Which lines in the records below contain the word "marker"? Copy each of them.
= = = = = = =
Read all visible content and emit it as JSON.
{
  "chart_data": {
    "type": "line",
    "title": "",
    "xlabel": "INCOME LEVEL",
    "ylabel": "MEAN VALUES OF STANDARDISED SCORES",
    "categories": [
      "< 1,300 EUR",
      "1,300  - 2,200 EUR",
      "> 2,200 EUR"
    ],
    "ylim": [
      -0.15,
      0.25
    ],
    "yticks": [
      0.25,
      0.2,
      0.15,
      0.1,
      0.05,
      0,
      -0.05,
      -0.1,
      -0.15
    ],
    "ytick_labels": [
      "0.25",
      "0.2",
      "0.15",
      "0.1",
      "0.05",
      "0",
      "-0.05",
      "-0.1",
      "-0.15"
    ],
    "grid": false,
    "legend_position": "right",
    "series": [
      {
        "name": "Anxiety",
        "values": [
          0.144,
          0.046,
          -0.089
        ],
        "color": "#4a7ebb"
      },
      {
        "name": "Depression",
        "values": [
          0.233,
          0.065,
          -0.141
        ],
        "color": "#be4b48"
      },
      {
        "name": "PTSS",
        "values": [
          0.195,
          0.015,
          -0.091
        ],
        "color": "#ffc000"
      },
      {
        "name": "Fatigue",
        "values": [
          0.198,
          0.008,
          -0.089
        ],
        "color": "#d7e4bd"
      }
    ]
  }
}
= = = = = = =
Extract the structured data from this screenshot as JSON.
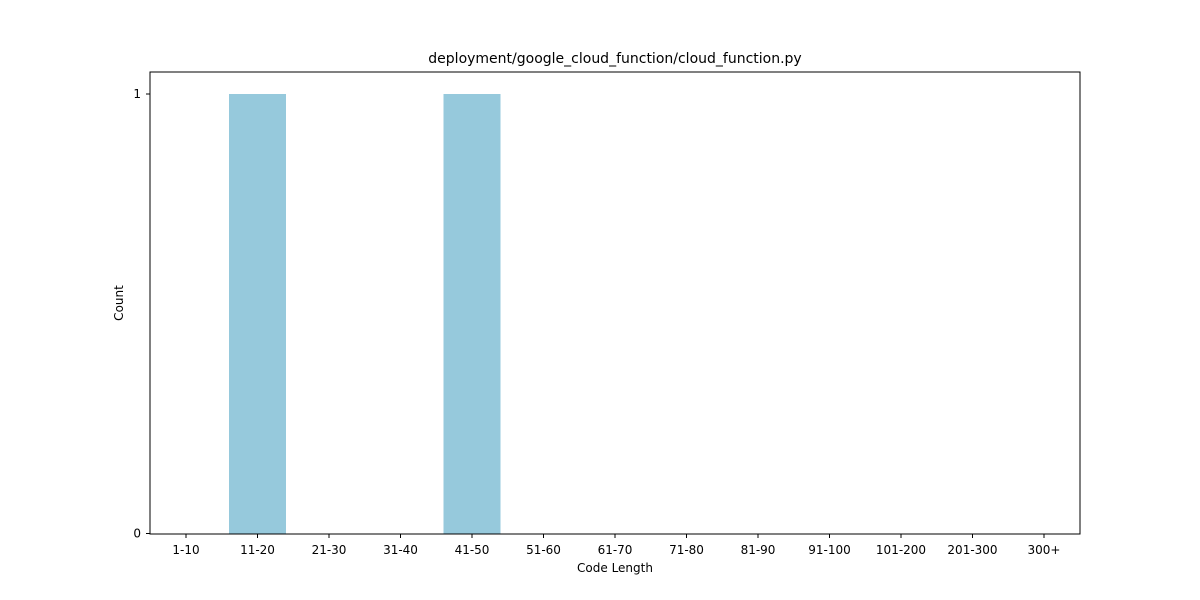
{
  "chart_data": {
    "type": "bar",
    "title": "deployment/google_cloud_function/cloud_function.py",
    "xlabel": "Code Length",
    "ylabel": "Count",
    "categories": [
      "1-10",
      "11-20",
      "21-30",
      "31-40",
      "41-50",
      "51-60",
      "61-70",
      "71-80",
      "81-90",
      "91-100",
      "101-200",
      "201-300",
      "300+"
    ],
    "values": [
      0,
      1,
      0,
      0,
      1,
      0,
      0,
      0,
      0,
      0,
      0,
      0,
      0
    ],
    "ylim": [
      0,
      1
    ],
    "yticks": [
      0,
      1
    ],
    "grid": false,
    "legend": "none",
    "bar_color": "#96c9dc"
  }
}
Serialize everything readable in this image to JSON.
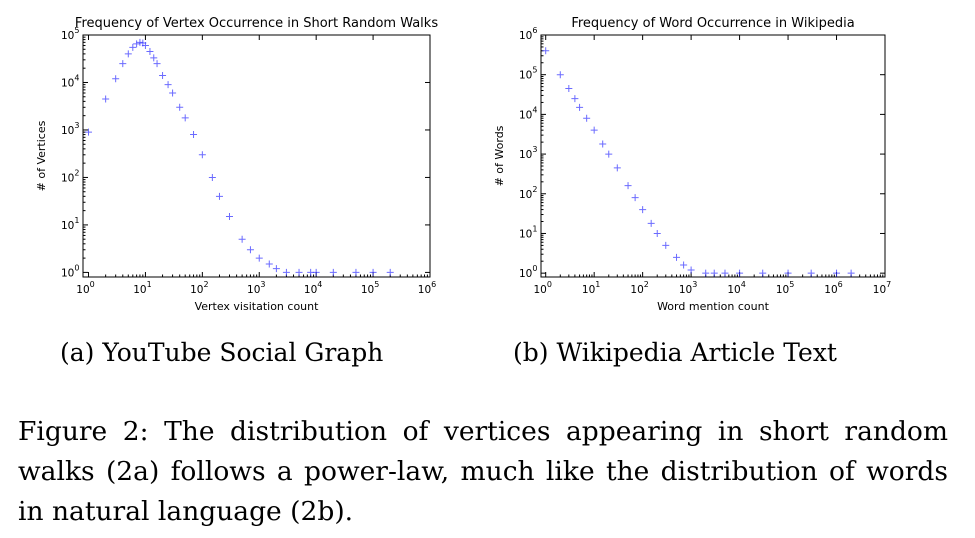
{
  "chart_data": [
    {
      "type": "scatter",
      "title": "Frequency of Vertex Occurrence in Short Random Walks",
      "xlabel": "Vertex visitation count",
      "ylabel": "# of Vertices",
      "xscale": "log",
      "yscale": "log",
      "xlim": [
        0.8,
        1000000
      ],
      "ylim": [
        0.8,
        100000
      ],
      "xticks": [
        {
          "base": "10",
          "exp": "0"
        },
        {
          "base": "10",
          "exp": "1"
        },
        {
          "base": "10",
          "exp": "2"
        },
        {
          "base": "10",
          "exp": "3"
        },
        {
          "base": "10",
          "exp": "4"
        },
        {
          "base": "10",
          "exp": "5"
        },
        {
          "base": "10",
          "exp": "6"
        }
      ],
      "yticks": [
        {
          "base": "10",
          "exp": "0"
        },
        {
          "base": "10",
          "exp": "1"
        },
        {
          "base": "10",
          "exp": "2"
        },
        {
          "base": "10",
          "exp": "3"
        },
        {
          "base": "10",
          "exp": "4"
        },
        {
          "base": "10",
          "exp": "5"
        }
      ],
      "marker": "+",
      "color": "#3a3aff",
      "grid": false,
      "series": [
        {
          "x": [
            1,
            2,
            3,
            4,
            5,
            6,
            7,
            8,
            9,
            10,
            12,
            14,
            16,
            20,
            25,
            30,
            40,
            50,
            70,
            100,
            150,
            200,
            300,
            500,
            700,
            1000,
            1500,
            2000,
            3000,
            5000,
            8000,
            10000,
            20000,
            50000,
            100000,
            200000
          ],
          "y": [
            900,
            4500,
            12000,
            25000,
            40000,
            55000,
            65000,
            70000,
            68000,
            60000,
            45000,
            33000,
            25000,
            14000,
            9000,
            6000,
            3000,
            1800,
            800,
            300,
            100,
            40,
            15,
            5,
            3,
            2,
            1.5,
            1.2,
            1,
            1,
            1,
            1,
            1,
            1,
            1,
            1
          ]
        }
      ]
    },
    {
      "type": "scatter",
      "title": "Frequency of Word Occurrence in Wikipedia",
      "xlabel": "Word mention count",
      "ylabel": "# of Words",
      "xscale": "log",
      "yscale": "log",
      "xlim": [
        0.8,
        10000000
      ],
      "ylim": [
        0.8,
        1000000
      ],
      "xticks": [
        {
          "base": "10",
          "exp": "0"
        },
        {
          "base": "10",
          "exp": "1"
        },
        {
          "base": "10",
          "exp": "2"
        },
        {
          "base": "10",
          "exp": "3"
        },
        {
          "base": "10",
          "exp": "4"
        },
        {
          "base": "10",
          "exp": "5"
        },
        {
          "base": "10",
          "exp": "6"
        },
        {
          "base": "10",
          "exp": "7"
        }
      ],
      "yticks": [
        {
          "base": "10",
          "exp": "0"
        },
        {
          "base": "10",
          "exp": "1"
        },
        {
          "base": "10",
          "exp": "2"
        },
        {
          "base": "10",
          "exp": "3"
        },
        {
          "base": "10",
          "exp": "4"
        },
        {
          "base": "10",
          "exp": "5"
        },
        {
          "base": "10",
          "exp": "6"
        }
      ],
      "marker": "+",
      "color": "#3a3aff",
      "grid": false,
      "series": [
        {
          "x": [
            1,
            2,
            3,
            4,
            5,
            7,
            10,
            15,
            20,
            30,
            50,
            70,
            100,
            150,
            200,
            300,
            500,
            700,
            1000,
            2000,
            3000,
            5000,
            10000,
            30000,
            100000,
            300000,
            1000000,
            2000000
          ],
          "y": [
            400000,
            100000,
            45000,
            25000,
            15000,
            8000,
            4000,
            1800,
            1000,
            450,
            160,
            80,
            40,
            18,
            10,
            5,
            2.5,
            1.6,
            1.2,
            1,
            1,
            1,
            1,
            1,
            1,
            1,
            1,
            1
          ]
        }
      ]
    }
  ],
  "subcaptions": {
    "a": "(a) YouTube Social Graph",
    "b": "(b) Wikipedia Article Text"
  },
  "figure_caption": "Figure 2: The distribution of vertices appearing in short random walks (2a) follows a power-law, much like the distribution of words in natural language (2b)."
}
= = = = = = =
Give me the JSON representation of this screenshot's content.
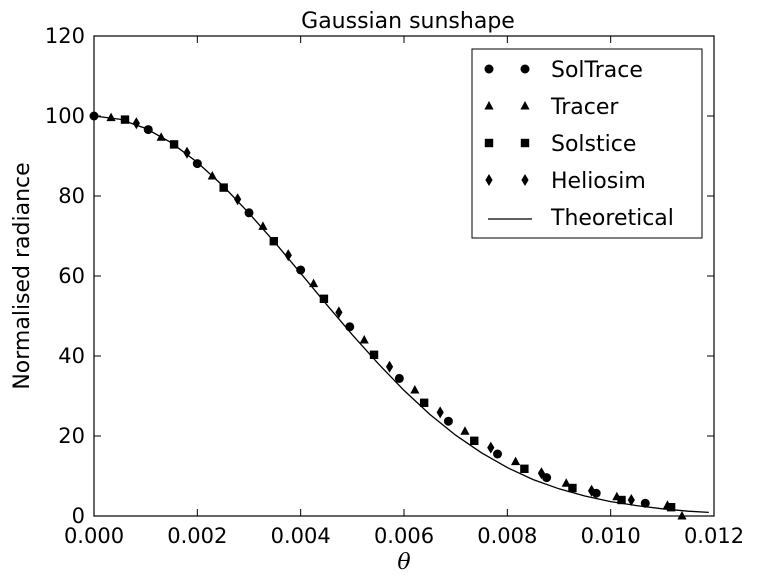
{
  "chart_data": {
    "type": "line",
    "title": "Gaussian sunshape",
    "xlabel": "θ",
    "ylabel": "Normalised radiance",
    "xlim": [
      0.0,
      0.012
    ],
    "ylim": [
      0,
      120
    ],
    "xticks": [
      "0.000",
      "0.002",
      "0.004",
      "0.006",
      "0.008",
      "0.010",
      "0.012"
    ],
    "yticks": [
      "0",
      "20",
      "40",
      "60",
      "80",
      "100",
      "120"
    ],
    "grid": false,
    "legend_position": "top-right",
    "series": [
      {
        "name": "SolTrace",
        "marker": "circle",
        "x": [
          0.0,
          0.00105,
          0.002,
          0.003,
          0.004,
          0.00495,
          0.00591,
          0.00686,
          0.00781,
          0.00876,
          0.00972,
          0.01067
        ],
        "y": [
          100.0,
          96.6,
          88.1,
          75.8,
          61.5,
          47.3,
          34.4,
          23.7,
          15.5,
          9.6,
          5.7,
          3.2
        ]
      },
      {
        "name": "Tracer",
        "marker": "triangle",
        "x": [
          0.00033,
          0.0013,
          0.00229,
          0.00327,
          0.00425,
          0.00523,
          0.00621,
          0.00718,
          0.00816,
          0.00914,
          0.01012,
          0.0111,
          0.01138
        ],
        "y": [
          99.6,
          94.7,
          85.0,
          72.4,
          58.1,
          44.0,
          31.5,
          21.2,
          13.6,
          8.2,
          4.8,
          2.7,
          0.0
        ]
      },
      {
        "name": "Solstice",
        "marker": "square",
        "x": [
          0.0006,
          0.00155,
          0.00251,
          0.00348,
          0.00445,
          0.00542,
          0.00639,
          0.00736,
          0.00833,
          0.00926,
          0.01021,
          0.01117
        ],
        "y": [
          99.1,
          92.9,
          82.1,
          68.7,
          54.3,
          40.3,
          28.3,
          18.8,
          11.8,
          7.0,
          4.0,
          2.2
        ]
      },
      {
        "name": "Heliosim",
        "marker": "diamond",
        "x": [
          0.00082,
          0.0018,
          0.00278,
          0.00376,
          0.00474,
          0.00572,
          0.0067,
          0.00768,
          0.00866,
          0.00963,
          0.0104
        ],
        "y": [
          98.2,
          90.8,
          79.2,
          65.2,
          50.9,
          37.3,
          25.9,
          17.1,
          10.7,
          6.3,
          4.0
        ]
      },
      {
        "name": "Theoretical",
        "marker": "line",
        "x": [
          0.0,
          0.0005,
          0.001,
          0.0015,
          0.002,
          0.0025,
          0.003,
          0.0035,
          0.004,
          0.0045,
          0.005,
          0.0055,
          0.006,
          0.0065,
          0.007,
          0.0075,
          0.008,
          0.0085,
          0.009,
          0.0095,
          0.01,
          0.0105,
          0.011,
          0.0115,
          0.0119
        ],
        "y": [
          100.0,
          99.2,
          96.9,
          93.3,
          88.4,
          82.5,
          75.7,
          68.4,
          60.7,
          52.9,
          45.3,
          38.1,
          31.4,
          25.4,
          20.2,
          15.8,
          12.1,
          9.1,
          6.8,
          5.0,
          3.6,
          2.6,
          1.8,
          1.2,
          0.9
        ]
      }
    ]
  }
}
= = = = = = =
## Full response:
      "marker": "+",
      "marker": "+",
        "marker": "circle",
        "marker": "triangle",
        "marker": "square",
        "marker": "diamond",
        "marker": "line",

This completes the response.